[TO DO]: Where a line of the material contains the string "représenté", copy that line.

--- start ---

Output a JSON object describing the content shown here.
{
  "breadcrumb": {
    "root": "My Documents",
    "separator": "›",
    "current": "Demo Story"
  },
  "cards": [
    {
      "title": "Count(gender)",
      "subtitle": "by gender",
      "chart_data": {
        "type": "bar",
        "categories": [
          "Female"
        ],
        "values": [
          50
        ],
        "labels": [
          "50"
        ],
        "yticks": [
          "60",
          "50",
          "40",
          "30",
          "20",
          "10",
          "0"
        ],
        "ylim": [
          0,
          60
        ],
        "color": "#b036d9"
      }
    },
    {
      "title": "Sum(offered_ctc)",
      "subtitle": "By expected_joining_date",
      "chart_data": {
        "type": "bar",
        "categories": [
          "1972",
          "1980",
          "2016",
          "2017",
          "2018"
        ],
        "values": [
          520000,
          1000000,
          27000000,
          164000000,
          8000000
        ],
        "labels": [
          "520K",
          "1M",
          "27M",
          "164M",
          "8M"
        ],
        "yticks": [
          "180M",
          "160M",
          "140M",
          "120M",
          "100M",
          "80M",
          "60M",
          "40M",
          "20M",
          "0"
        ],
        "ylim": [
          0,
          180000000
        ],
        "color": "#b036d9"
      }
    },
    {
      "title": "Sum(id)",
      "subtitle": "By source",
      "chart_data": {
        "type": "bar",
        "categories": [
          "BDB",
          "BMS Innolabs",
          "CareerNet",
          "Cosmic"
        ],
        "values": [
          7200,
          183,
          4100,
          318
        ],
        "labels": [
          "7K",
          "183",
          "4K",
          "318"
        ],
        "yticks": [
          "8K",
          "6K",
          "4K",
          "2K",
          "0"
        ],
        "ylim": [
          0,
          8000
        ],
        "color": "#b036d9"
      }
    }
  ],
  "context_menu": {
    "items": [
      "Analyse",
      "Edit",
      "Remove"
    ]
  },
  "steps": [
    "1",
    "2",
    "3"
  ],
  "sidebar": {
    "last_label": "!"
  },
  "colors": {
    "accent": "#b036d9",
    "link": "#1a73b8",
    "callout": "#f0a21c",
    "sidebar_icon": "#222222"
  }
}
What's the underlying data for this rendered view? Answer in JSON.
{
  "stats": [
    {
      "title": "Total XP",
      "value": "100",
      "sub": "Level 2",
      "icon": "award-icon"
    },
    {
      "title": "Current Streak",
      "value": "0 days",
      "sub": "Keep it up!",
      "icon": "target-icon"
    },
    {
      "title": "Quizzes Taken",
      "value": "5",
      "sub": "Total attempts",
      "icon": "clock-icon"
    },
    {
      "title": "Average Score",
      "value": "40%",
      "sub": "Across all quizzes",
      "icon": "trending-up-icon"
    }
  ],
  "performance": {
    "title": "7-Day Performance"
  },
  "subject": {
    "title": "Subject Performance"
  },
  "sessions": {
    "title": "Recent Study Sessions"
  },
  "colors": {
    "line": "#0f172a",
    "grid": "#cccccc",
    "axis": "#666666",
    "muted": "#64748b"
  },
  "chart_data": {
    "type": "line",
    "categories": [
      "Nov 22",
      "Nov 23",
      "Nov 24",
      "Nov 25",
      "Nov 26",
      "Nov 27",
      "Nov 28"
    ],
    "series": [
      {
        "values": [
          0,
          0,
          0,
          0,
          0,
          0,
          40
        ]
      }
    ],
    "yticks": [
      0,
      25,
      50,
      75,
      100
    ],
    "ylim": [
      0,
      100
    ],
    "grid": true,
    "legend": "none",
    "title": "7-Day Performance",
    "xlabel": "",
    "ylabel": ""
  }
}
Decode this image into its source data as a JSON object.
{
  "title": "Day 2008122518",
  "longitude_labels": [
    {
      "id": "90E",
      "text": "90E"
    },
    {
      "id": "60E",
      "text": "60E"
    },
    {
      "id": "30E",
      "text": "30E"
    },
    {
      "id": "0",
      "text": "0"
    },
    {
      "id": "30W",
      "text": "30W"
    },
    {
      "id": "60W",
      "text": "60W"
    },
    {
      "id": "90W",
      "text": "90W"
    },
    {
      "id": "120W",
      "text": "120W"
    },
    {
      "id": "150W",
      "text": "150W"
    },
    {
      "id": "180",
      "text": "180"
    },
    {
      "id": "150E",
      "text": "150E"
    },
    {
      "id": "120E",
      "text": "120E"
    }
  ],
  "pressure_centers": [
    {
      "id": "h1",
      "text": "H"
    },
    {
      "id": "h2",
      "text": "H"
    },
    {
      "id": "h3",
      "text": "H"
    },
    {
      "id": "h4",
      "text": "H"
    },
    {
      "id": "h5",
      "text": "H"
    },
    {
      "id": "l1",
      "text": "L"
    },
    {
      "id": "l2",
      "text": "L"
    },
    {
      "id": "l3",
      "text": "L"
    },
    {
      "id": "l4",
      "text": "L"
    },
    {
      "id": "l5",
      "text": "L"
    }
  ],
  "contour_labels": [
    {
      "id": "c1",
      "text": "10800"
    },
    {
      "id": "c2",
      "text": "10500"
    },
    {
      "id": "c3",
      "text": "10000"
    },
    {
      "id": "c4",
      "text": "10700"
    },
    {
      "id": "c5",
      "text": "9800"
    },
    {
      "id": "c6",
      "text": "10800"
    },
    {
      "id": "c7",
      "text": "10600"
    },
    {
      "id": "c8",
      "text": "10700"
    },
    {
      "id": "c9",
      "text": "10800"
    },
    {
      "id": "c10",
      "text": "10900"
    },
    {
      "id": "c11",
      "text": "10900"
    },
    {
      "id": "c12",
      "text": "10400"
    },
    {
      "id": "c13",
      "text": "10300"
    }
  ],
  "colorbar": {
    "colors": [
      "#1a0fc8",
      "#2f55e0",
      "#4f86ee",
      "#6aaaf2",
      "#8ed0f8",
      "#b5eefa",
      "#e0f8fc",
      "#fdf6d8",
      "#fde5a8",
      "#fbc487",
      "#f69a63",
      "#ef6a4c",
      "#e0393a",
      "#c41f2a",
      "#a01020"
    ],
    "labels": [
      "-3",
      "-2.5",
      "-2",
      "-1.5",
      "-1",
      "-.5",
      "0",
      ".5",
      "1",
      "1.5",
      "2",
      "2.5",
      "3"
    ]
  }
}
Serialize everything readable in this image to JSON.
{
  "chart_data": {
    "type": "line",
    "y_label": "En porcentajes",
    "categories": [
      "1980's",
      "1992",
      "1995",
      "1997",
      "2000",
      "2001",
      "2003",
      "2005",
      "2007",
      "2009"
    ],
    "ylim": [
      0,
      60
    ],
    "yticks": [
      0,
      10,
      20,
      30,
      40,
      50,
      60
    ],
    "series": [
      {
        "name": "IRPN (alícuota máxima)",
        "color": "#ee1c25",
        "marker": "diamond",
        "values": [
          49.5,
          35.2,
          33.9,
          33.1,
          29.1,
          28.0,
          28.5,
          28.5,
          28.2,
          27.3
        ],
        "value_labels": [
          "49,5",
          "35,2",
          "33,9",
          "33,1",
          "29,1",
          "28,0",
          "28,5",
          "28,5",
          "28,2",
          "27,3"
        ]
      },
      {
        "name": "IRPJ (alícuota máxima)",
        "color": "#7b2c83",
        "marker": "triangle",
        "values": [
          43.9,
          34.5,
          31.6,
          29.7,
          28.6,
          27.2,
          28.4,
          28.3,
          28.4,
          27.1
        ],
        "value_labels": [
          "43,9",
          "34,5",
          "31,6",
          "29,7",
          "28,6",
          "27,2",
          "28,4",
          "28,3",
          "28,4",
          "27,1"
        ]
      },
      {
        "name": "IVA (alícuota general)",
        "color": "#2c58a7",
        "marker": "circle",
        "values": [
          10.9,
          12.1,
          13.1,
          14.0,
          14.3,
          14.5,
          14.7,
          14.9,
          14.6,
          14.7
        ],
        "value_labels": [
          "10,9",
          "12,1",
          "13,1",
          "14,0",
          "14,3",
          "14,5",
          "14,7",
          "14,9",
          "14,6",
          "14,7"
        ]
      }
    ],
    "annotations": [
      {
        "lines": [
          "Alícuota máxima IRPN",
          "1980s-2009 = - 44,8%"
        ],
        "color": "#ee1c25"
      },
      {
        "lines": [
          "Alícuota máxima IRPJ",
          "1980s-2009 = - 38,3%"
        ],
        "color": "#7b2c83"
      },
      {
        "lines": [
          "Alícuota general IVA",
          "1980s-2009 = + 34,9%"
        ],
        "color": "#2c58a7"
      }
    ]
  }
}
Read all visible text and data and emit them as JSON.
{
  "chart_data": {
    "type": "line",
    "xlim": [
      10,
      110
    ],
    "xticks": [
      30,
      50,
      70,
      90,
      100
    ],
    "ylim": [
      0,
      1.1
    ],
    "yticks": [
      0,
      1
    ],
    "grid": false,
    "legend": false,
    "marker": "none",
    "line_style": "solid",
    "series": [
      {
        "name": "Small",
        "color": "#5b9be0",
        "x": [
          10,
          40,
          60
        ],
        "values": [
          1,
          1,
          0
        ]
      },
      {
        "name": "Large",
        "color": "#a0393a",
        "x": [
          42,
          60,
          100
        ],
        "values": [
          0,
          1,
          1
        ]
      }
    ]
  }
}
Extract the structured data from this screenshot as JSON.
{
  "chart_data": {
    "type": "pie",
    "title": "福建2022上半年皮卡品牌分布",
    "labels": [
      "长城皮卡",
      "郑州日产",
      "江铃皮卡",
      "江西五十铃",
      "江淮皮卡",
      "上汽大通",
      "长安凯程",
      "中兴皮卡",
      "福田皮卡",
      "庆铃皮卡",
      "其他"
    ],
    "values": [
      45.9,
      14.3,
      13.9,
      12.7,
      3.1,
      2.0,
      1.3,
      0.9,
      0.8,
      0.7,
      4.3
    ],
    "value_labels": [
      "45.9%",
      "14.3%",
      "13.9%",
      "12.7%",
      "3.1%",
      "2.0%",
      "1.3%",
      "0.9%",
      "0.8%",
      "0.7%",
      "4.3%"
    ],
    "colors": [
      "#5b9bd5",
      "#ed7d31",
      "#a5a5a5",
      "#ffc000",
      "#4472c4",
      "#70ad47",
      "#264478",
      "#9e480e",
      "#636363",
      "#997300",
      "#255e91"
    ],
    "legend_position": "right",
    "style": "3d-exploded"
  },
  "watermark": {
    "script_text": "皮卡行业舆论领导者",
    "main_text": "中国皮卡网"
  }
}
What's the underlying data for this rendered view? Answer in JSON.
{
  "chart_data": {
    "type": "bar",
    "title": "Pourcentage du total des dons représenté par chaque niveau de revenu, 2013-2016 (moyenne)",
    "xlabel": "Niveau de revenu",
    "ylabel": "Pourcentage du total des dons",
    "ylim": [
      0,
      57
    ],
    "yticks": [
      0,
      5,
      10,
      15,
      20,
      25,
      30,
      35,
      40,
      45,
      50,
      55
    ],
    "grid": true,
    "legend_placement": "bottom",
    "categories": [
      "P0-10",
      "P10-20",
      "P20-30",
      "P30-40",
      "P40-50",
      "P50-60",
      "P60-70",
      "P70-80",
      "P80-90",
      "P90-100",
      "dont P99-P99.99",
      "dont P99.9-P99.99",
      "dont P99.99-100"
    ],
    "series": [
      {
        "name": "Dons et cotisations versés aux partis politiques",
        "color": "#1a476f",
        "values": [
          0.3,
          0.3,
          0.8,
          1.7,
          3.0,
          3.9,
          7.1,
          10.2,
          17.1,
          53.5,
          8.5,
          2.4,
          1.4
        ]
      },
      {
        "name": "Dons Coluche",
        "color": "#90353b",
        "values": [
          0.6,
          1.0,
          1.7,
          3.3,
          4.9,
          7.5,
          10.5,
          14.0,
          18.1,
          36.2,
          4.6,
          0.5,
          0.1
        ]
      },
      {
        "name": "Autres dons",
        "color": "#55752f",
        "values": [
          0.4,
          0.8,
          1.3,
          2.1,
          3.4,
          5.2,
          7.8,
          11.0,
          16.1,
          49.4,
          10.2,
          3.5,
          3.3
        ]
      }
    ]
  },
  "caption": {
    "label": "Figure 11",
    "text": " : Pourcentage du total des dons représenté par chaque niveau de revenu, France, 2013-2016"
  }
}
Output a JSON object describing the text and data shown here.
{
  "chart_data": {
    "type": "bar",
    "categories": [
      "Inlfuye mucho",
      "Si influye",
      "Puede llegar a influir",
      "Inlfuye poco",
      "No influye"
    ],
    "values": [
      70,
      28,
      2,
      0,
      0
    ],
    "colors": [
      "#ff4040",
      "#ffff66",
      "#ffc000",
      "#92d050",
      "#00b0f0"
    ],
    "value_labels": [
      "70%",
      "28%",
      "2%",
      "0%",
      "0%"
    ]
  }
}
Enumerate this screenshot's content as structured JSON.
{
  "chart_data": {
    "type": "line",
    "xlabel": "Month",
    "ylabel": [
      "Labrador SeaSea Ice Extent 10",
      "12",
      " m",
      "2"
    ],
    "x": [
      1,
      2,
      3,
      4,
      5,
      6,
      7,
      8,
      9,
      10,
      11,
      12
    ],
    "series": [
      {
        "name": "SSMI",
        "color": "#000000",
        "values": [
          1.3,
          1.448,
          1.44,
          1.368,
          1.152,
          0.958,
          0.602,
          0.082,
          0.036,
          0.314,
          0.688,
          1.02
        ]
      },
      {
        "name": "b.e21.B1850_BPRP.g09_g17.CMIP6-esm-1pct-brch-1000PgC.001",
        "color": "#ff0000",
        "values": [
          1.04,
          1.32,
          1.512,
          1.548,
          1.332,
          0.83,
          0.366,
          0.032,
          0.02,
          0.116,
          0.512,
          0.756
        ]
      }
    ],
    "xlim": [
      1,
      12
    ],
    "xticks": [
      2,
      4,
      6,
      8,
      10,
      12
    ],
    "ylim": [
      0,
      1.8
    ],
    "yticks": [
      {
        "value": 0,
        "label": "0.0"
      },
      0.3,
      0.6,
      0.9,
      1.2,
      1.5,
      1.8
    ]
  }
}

--- end ---

[SOLUTION TO THIS PROBLEM]:
    "title": "Pourcentage du total des dons représenté par chaque niveau de revenu, 2013-2016 (moyenne)",
    "text": " : Pourcentage du total des dons représenté par chaque niveau de revenu, France, 2013-2016"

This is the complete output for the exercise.